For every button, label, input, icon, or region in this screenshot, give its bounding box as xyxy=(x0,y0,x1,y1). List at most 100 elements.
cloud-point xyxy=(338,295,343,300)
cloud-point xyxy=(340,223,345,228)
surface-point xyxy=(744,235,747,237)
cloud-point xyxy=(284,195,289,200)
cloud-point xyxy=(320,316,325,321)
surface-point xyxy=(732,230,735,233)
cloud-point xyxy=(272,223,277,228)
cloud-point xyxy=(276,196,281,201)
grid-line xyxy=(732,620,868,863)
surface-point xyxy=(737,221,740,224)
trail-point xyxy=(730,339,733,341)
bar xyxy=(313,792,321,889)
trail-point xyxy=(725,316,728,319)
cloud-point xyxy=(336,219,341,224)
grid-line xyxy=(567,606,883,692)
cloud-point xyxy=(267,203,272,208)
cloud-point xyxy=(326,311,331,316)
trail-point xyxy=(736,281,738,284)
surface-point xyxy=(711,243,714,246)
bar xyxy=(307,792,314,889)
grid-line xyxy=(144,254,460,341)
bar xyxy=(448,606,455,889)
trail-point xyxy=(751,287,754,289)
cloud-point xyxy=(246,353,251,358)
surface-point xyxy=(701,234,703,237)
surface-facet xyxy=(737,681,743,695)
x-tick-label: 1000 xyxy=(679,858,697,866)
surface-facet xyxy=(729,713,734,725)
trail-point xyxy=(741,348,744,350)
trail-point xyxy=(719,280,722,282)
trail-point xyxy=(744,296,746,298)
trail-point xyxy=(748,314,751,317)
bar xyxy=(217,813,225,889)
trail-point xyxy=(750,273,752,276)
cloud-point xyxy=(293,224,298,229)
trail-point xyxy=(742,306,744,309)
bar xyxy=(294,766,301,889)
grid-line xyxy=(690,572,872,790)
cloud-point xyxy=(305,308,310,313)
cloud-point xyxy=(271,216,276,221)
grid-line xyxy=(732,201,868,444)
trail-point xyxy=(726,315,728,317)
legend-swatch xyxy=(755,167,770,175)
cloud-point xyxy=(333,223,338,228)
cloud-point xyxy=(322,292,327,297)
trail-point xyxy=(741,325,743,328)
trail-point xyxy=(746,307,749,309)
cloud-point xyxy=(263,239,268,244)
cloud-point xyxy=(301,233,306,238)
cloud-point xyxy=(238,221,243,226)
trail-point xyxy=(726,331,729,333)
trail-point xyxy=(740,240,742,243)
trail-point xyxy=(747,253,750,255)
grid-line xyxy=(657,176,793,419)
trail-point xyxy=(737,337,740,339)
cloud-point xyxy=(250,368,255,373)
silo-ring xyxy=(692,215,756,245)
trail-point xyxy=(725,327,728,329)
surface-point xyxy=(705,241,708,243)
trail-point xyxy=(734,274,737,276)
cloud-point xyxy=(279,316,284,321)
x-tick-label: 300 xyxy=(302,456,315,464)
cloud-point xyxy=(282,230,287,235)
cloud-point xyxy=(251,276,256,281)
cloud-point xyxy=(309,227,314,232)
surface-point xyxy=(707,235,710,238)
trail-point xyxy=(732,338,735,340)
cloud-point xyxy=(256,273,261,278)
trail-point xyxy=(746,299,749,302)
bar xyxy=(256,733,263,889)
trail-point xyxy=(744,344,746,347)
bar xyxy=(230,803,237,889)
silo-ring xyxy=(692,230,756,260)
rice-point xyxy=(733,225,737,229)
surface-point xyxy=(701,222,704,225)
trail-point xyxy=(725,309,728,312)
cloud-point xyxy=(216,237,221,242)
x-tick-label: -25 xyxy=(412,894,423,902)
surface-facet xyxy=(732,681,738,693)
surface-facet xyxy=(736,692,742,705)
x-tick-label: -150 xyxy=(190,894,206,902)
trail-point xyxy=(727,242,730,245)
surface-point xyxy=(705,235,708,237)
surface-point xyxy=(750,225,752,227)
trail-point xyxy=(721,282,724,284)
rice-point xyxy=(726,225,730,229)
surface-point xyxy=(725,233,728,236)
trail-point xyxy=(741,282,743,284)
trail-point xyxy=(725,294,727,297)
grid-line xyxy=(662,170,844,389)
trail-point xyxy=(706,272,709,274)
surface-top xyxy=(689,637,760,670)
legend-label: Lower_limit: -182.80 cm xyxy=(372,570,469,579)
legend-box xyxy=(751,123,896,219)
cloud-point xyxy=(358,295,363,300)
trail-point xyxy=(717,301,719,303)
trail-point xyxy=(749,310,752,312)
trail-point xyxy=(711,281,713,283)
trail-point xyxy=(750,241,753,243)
■ ■ ■ ■ ■
- [OBJECTIVE]: Please write out the data word for word, starting with its first line and going on through the line with "grid-line xyxy=(732,620,868,863)", including that line.

- [WRITTEN RESPONSE]:
For every button, label, input, icon, or region in this screenshot, give its bounding box as xyxy=(x0,y0,x1,y1). List at most 100 elements.
cloud-point xyxy=(338,295,343,300)
cloud-point xyxy=(340,223,345,228)
surface-point xyxy=(744,235,747,237)
cloud-point xyxy=(284,195,289,200)
cloud-point xyxy=(320,316,325,321)
surface-point xyxy=(732,230,735,233)
cloud-point xyxy=(272,223,277,228)
cloud-point xyxy=(276,196,281,201)
grid-line xyxy=(732,620,868,863)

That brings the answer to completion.